-- START OF SUPPLIED MATERIAL --
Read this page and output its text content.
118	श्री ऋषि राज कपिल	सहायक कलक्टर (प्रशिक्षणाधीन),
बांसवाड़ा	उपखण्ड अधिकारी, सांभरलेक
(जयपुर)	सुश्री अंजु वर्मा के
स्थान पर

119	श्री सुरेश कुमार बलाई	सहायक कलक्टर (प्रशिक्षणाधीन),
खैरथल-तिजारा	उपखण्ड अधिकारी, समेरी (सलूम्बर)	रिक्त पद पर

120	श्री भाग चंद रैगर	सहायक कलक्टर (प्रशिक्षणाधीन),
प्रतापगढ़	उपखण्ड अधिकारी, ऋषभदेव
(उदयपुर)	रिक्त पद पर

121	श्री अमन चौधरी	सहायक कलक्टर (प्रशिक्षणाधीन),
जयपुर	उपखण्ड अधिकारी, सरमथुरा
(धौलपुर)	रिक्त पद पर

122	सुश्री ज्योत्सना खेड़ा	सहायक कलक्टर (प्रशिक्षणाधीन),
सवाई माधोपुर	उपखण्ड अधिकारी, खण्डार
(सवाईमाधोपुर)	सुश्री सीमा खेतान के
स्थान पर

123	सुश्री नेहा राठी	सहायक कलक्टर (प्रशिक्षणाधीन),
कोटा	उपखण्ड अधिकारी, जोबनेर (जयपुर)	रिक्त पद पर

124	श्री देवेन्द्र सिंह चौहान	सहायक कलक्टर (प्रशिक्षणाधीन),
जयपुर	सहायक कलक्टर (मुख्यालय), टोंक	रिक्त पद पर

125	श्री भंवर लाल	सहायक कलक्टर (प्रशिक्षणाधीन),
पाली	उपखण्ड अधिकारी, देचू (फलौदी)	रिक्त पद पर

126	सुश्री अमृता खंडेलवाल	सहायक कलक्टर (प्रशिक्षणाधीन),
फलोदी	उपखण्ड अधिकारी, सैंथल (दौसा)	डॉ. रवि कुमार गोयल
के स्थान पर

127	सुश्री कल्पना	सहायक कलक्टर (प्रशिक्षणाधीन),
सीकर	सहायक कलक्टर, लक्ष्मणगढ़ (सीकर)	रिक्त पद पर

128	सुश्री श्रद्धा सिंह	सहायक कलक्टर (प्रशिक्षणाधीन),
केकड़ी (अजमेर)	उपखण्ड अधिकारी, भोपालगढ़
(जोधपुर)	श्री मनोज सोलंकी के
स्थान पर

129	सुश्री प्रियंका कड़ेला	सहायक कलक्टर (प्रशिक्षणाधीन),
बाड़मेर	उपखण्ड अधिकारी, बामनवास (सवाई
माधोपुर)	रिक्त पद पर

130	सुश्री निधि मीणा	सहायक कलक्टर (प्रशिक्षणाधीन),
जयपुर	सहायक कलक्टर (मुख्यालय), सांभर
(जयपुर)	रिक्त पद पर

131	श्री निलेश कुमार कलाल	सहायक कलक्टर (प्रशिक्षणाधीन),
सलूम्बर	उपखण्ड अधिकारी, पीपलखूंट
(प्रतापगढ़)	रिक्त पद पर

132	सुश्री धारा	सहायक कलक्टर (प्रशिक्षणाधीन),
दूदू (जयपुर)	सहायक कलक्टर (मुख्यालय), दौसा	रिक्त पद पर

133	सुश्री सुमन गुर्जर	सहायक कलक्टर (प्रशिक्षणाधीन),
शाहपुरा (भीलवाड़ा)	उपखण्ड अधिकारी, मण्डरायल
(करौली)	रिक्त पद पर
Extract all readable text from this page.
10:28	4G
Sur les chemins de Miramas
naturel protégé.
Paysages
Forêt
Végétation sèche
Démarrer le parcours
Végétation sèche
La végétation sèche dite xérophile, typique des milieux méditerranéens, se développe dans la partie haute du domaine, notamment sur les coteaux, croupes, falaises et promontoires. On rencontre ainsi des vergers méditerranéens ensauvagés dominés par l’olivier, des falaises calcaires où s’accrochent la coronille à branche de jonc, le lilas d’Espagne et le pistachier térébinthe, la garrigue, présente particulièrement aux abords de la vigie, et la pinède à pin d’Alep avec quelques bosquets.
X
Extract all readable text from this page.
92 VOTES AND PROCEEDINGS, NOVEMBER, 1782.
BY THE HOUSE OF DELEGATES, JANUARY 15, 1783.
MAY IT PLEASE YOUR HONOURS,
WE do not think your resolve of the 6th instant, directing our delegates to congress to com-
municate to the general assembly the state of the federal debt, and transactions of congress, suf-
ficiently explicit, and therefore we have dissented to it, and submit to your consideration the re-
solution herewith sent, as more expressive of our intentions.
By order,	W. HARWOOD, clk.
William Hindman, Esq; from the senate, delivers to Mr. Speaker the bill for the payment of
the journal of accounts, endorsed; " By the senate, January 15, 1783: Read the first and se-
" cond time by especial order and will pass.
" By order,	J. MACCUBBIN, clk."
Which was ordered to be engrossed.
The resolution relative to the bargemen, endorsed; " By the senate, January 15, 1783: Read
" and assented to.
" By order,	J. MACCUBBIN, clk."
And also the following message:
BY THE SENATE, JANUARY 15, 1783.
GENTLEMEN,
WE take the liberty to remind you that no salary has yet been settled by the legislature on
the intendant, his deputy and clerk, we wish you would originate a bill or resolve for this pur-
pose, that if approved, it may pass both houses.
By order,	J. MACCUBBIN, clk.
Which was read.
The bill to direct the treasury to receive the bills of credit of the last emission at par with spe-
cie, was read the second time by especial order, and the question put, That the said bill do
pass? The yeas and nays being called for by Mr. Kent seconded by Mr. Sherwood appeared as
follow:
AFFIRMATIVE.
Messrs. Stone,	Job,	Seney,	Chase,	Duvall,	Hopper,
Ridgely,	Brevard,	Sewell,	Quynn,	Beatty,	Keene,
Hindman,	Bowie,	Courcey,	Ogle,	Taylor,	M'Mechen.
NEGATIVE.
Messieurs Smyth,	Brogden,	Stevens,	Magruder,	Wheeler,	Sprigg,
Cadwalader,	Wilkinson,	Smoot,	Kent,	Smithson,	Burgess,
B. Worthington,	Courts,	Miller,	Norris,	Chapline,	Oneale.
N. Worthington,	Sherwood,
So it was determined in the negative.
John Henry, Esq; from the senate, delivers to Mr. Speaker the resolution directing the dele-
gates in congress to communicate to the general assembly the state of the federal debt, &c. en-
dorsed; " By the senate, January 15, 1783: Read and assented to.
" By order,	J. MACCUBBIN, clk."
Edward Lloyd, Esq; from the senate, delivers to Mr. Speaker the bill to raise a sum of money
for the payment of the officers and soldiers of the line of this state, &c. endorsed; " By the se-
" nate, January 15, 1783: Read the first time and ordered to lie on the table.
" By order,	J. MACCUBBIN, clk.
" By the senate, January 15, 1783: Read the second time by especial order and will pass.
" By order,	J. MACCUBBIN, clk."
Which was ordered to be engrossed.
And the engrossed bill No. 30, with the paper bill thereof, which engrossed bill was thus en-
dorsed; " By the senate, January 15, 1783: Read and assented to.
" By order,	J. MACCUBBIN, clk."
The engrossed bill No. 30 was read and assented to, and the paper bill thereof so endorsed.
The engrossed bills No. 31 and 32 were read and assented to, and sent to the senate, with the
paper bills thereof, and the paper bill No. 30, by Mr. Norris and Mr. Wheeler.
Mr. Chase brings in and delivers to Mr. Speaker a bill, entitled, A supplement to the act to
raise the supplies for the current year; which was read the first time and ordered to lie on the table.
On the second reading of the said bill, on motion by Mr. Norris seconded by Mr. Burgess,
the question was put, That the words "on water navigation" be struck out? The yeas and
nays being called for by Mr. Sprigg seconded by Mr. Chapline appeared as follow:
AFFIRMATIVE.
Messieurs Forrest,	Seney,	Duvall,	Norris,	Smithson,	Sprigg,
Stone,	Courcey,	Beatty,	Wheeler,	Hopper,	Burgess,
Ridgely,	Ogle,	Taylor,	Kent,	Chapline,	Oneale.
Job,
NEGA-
-- END OF SUPPLIED MATERIAL --
TO DO: Where does the word "engrossed" appear? Return each line that holds it.

ANSWER:
Which was ordered to be engrossed.
Which was ordered to be engrossed.
And the engrossed bill No. 30, with the paper bill thereof, which engrossed bill was thus en-
The engrossed bill No. 30 was read and assented to, and the paper bill thereof so endorsed.
The engrossed bills No. 31 and 32 were read and assented to, and sent to the senate, with the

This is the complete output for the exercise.